The result should be every line of the listing that contains "används".

═══ The data ═══

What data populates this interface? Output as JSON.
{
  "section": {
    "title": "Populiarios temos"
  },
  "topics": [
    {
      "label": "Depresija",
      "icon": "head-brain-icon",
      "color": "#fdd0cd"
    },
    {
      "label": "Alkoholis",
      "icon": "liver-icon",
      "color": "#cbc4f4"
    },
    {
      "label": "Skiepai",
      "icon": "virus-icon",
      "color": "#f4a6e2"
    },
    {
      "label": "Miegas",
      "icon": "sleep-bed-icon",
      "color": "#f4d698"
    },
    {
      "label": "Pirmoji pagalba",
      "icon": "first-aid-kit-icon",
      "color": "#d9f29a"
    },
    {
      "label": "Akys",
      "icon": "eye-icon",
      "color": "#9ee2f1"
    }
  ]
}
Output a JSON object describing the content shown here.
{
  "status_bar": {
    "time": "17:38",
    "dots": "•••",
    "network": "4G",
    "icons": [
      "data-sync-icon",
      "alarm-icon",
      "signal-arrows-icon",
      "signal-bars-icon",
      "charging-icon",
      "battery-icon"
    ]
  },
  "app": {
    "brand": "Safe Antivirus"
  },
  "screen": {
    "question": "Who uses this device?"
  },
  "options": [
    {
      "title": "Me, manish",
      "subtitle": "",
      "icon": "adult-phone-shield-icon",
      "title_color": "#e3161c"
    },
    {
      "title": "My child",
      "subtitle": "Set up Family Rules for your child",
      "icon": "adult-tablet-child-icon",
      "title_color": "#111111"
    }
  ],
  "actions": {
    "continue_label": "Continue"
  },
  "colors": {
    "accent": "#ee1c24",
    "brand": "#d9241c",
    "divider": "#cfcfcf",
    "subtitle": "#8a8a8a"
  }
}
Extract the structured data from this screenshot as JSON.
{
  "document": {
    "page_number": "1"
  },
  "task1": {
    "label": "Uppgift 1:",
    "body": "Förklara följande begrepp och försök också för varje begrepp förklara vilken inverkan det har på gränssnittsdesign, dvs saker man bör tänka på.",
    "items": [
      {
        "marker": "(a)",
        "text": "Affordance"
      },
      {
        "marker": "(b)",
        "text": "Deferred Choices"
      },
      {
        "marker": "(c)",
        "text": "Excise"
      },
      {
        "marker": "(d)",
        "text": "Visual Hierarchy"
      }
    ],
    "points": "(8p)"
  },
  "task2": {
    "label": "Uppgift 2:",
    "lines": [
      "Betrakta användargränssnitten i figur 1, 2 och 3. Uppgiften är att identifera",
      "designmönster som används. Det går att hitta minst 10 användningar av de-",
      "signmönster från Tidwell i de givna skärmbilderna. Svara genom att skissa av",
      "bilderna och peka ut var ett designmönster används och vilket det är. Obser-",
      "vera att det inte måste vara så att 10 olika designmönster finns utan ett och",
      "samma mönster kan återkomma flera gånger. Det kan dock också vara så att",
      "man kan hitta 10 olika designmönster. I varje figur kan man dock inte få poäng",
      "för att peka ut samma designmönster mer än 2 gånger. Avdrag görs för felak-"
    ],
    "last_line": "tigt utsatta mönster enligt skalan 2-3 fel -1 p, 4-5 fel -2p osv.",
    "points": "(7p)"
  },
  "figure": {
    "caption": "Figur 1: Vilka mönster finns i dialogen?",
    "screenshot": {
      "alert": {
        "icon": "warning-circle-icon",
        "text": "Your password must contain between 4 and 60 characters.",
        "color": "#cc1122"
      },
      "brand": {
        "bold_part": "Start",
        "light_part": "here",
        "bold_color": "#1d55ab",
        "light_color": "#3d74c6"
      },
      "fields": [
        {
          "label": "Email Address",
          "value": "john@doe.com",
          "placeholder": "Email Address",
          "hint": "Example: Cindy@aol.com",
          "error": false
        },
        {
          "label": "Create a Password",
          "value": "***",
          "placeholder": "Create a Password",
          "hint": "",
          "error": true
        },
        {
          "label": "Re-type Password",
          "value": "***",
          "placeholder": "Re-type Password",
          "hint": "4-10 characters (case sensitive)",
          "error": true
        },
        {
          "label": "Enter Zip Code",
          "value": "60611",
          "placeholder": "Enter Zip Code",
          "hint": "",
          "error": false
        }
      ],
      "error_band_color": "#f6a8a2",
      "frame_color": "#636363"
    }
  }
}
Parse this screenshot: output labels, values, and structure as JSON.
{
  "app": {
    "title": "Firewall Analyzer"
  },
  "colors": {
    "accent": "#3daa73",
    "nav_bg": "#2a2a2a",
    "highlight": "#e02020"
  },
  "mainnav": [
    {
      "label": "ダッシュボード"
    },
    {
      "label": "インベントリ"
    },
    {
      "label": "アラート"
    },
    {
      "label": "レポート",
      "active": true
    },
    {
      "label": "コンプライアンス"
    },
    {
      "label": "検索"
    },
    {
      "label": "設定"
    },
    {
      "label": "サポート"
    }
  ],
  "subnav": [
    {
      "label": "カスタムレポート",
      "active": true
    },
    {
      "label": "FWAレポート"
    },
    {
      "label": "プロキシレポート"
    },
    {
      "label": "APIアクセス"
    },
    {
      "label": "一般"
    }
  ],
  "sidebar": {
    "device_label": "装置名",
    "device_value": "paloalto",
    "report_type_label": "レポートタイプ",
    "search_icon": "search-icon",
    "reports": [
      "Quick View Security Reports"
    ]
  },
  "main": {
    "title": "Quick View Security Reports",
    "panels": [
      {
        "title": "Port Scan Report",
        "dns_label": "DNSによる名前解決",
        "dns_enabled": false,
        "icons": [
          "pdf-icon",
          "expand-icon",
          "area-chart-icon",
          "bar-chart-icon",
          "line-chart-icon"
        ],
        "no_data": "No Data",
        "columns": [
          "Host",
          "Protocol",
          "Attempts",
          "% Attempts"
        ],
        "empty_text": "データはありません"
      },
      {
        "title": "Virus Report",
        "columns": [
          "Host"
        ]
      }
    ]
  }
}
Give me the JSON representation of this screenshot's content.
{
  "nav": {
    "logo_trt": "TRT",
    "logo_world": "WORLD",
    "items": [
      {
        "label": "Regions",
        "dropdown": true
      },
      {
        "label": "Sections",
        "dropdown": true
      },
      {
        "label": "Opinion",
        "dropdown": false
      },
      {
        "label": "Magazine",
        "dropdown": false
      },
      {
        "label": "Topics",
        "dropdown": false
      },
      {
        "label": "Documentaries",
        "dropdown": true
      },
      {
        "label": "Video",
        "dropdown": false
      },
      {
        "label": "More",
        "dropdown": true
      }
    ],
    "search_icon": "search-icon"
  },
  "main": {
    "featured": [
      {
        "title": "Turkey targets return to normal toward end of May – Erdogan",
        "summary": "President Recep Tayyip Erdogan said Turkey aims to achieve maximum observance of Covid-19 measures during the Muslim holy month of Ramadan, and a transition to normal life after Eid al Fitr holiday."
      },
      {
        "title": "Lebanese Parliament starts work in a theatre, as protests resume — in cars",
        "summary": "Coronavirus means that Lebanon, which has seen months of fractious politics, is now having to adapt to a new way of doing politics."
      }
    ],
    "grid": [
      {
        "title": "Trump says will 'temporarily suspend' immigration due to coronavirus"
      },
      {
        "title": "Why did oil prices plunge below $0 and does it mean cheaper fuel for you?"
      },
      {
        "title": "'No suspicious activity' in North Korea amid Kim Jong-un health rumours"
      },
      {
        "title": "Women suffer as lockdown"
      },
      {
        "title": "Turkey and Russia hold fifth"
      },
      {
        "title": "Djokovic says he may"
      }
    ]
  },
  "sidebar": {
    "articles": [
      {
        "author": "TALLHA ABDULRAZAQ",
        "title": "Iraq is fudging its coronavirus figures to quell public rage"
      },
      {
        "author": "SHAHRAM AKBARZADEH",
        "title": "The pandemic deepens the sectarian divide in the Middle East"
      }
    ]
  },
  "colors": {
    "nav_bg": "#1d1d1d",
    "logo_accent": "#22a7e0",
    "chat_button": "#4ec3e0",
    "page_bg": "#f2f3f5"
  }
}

═══

Problem solution —
      "designmönster som används. Det går att hitta minst 10 användningar av de-",
      "bilderna och peka ut var ett designmönster används och vilket det är. Obser-",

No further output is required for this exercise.